=== Provided text ===

Indeed, noted the court, the loan agreement attached to the financing motion
included nondebtor entities, which implied that NTI-NV was incurring debt
to finance their operations. The court found that all of this information,
which it "had to drag out of the debtor," raised the question of whether
counsel had a conflict with and interest adverse to NTI-NV. After entering
its ruling, the court said it would issue an order to show cause ("OSC") why
NTI-NV's case should not be dismissed or converted to chapter 7 and why
debtor's counsel should not be sanctioned.
3. NTI-NV's motion to dismiss
Before the bankruptcy court had issued the forthcoming OSC, NTI-NV
filed its own motion to dismiss based on the substantial and continuing loss
to or diminution of the estate and its inability to show a reasonable
likelihood of rehabilitation. It was out of cash due to the court's denial of the
6 financing motion, but the proposed DIP lender agreed to finance NTI-NV if
it got out of bankruptcy and continued operations. Thus, argued NTI-NV,
dismissal was the only way to get creditors paid. NTI-NV asserted that after
the chapter 11 cases for NTI, NTI-CA, and NTI-GROUNDTRANS were
dismissed, Kindt drained the bank accounts, failed to pay creditors, and was
now missing.

=== Stored records ===
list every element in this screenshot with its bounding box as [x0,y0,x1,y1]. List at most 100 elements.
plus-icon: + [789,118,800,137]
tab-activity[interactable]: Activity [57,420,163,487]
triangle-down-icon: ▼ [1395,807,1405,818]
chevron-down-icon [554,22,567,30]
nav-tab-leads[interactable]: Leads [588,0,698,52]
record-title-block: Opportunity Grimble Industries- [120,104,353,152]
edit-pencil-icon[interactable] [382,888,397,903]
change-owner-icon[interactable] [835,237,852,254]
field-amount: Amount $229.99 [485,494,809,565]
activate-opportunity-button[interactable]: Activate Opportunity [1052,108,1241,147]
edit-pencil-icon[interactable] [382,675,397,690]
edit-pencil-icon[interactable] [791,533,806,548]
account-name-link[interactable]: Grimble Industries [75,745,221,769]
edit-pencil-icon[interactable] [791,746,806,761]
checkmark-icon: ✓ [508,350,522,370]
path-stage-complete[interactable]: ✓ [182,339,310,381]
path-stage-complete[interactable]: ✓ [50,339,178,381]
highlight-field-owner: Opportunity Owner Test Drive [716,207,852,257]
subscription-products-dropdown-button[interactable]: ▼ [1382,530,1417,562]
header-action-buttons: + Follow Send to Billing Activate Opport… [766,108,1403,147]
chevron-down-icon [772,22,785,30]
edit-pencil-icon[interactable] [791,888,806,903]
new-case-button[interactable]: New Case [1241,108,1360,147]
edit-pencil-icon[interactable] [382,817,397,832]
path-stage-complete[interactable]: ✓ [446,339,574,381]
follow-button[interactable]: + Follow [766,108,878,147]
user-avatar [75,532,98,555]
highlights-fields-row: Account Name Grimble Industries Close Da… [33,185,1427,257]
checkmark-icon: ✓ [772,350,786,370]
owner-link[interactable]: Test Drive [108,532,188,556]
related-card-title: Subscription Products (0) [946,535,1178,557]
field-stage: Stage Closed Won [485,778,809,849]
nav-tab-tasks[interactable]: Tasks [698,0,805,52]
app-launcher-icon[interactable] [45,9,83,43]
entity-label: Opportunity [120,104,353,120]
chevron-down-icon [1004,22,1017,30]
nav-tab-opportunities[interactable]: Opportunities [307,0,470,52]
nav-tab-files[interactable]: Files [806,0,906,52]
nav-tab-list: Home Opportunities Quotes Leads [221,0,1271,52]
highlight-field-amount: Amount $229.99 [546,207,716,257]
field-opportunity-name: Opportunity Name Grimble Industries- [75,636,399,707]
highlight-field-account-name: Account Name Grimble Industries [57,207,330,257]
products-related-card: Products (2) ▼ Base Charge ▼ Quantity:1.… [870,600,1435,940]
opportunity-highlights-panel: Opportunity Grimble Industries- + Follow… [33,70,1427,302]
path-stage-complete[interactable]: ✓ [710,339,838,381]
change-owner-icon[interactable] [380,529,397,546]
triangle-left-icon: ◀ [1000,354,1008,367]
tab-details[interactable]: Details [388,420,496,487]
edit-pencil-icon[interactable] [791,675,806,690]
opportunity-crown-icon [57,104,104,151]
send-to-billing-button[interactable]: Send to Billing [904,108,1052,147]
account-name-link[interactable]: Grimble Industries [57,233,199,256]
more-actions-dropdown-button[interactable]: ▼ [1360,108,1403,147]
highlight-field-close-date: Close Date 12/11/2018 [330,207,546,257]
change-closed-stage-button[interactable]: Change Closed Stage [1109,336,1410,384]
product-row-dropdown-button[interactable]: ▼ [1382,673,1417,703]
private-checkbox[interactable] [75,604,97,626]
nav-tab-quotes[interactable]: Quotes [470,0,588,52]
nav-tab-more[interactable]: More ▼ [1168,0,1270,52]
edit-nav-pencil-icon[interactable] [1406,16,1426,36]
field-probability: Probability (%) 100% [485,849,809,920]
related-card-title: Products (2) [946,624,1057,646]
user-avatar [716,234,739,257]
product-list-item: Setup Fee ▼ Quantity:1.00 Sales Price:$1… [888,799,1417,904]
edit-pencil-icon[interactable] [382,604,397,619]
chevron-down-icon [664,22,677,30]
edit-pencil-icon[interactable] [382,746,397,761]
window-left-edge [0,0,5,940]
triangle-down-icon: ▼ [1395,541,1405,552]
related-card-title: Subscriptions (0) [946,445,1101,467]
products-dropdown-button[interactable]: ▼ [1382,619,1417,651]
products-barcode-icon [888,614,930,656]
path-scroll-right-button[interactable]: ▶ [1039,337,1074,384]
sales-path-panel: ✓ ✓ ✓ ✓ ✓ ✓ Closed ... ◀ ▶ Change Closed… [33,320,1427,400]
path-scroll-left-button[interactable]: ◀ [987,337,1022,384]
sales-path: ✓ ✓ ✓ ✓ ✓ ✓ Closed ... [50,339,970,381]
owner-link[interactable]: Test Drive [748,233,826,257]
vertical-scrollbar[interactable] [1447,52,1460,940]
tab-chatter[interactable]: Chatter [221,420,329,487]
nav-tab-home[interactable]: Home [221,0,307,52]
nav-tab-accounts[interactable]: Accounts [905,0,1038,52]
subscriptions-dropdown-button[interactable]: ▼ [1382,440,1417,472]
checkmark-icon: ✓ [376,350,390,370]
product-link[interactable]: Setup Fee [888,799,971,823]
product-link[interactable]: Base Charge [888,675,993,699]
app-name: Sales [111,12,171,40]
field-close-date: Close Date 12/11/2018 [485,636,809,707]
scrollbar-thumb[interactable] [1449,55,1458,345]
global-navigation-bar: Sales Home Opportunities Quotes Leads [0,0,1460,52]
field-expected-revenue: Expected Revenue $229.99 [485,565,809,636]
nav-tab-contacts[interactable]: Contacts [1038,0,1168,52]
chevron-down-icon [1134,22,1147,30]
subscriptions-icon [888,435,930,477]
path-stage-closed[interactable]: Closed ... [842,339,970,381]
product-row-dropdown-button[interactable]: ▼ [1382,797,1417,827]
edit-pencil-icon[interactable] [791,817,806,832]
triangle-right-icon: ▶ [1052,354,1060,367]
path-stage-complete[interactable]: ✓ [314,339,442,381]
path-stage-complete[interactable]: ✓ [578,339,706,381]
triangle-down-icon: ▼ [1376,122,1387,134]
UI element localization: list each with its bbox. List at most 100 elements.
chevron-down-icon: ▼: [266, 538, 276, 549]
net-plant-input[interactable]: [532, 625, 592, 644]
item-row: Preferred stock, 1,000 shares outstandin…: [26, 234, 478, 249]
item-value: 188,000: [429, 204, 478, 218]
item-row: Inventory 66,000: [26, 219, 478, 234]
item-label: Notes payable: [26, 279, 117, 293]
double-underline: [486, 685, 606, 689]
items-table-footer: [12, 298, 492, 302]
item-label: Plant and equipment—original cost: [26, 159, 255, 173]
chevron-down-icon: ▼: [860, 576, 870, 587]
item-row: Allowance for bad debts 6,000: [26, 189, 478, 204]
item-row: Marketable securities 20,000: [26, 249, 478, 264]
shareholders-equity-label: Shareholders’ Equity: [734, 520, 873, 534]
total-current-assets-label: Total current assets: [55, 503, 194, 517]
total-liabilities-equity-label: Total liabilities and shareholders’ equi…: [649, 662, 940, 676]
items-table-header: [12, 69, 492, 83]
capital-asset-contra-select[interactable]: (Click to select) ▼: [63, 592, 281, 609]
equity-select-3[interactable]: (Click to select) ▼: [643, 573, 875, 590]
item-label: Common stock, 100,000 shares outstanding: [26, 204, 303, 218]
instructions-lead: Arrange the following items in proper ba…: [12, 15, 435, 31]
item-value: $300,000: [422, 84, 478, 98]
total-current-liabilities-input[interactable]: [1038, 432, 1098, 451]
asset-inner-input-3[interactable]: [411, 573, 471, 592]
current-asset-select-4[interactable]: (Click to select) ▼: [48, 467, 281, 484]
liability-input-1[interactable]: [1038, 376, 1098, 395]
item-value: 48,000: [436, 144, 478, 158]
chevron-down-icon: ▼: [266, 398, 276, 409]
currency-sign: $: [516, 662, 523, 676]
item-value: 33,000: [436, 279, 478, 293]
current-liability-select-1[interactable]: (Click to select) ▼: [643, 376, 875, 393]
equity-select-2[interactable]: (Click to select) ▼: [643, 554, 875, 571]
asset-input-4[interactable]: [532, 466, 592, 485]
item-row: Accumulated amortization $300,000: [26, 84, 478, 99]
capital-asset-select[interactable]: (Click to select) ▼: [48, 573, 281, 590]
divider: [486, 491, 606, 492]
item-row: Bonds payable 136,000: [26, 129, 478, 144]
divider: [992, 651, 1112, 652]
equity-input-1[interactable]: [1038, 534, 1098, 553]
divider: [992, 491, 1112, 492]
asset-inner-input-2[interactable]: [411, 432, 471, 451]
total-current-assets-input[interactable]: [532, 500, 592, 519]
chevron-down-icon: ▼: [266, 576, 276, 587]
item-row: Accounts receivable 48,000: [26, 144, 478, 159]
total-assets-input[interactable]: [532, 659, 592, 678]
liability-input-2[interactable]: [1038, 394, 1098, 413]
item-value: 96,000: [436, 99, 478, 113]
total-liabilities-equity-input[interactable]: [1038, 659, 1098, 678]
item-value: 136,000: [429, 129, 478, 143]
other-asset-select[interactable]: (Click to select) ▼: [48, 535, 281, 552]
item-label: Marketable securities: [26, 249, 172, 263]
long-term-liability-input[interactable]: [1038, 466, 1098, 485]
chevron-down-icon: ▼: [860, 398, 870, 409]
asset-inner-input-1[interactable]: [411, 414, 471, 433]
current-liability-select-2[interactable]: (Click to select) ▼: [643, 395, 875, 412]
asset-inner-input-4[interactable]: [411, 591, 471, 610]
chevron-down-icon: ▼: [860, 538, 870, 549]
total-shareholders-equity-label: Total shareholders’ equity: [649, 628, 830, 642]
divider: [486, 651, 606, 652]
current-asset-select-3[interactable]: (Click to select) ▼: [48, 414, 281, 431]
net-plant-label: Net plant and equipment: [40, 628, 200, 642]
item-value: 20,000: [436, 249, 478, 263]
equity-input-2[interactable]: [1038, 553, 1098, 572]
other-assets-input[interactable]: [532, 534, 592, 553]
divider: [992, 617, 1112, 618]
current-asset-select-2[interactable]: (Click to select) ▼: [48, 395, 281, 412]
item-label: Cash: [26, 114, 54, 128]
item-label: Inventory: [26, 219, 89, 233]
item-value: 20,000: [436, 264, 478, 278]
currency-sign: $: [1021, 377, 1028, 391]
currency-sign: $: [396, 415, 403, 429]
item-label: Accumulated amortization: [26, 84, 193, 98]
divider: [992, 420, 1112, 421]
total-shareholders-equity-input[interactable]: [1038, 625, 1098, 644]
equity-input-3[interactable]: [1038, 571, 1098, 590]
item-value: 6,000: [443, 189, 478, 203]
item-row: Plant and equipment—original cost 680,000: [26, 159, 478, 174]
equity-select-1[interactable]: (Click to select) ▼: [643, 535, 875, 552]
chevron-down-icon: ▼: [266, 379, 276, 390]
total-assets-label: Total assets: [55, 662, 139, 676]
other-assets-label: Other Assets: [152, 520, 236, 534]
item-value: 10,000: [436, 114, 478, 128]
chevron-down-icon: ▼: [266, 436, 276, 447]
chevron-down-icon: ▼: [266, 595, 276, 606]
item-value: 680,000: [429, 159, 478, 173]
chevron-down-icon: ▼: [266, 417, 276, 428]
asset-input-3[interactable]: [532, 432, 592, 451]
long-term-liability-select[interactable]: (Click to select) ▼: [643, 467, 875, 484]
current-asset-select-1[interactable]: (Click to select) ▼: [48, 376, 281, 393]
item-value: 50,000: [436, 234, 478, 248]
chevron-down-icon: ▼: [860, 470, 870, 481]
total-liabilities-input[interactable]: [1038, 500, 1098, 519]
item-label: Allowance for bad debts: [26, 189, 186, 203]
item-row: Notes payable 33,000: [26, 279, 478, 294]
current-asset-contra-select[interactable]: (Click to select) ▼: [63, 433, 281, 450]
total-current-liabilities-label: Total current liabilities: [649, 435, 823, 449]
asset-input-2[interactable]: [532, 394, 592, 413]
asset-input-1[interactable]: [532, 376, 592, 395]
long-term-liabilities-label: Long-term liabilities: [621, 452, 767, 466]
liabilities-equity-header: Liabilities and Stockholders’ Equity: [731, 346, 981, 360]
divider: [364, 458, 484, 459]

=== Set exercise ===
Write the next part of the bankruptcy case excerpt about NTI-NV's motion to dismiss, picking up after its final sentence. You won't need the material to do this.

=== Output for this exercise ===
9525 Hillwood, LLC ("Hillwood"), which held a lease agreement with
NTI for real property in Las Vegas, opposed NTI-NV's motion to dismiss.
Hillwood argued that it had an administrative claim for rent based on NTI's
improper sublease of the property to NTI-NV. Hillwood had obtained relief
from stay earlier in the case to evict NTI-NV. Hillwood argued that the case
should not be dismissed because NTI-NV might engage in concealment or
transfers of assets to thwart creditors' collection efforts if dismissal were
granted. Hillwood's concerns about asset transfers were based on statements
NTI-NV made in response to an earlier motion filed by Kindt. Hillwood
additionally argued that any existing preference or avoidance actions
against NTI-NV's former or current principal(s) would disappear if the case
were dismissed. Thus, conversion was in the best interest of creditors and
the estate.
4. OSC to dismiss or convert the case
The bankruptcy court then issued an OSC for why NTI-NV's case
should not be dismissed or converted to chapter 7 under § 1112(b). The OSC
was based on the findings the court made at the November 15 hearing.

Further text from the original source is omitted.